=== TASKS AND EXERCISES ===
• a. Which earlier agreement does the engagement letter amend and restate?
• b. Pick up the engagement letter after its last sentence and continue it.

=== PASSAGE ===
·····

10.1      Amended Engagement Letter, dated as of May 30, 1997 between 
          Consolidated Hydro, Inc. and Houlihan Lokey Howard and Zukin, Inc.













                                     4




Confidential

May 30, 1997


Mr. Edward M. Stern
President and Chief Operating Officer
Consolidated Hydro, Inc.
680 Washington Boulevard
5th Floor
Stamford, CT 06901

Dear Mr. Stern:

      This letter confirms the understanding and agreement (the "Agreement")
with Consolidated Hydro, Inc. and its subsidiaries (the "Company"), concerning
the engagement of Houlihan Lokey Howard & Zukin, Inc. ("Houlihan Lokey"). This
letter amends and restates the letter agreement dated December 11, 1996 between
the Company and Houlihan Lokey.

      1. Engagement: Houlihan Lokey has and is being retained to provide
financial advisory services for the Company in connection with the analysis,
design, formulation and execution of a financial restructuring plan which is
subject to approval by the Company. Houlihan Lokey is hereby engaged to render
financial advisory and investment banking services to the Company in relation to
the areas described herein.

·····

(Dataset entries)
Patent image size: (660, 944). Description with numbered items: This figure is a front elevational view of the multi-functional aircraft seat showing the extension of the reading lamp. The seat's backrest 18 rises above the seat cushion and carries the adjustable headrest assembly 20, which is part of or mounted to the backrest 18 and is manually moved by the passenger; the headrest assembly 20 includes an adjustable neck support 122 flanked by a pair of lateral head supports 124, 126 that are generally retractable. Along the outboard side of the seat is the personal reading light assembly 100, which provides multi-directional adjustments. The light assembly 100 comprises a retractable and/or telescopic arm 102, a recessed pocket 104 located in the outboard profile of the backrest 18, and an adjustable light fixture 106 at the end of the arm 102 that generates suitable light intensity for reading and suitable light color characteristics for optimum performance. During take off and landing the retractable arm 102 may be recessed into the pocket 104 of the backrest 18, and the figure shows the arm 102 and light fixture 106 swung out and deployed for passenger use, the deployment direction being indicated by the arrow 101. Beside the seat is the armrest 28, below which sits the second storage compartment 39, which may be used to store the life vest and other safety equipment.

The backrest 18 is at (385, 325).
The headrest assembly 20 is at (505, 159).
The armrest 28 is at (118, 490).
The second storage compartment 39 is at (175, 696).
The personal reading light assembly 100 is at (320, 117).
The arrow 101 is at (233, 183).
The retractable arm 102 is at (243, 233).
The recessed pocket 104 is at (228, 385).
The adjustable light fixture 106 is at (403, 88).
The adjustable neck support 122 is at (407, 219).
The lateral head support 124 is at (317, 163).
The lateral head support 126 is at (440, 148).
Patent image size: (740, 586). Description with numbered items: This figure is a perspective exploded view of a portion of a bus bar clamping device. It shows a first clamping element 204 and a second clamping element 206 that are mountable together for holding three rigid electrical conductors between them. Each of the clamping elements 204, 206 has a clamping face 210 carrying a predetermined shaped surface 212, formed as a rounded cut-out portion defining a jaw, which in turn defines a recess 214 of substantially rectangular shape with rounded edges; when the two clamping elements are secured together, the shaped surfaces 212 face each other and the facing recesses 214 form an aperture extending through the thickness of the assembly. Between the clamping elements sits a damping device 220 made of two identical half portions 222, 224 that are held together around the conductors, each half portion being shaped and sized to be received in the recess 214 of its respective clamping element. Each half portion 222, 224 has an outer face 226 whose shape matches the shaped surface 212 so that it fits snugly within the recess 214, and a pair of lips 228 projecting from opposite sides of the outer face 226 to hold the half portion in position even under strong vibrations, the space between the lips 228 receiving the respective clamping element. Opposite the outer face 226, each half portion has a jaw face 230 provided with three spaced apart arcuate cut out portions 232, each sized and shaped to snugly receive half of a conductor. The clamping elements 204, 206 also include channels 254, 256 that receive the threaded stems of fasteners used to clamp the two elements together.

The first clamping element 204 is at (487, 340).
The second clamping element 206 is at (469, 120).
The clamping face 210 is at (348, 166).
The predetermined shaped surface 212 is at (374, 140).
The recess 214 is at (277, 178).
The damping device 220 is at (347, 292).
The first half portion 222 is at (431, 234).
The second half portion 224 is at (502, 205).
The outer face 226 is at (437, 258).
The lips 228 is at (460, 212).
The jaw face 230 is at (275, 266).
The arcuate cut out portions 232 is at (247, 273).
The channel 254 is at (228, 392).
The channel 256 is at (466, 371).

·····

=== ANSWERS TO THE EXERCISE ===
• a. It amends and restates the letter agreement dated December 11, 1996 between the Company and Houlihan Lokey.

• b.
      Houlihan Lokey has completed its due diligence and analysis with regard to
evaluating the Company's financial restructuring alternatives, its business
plans, and the Company's values under various restructuring plans and capital
structures. We have recommended to the Company and its Board of Directors a
restructuring plan and have assisted the Company in negotiating a proposed
restructuring plan (the "Transaction"). The primary terms of such plan have been
agreed to among the Company, an unofficial committee representing the Company's
12% Senior Discount Notes (the "Noteholders"), and a majority of the holders of
each of the Company's Series F, H and G preferred stocks. The restructuring plan
is expected to be executed through a prepackaged or pre-negotiated Chapter 11
plan.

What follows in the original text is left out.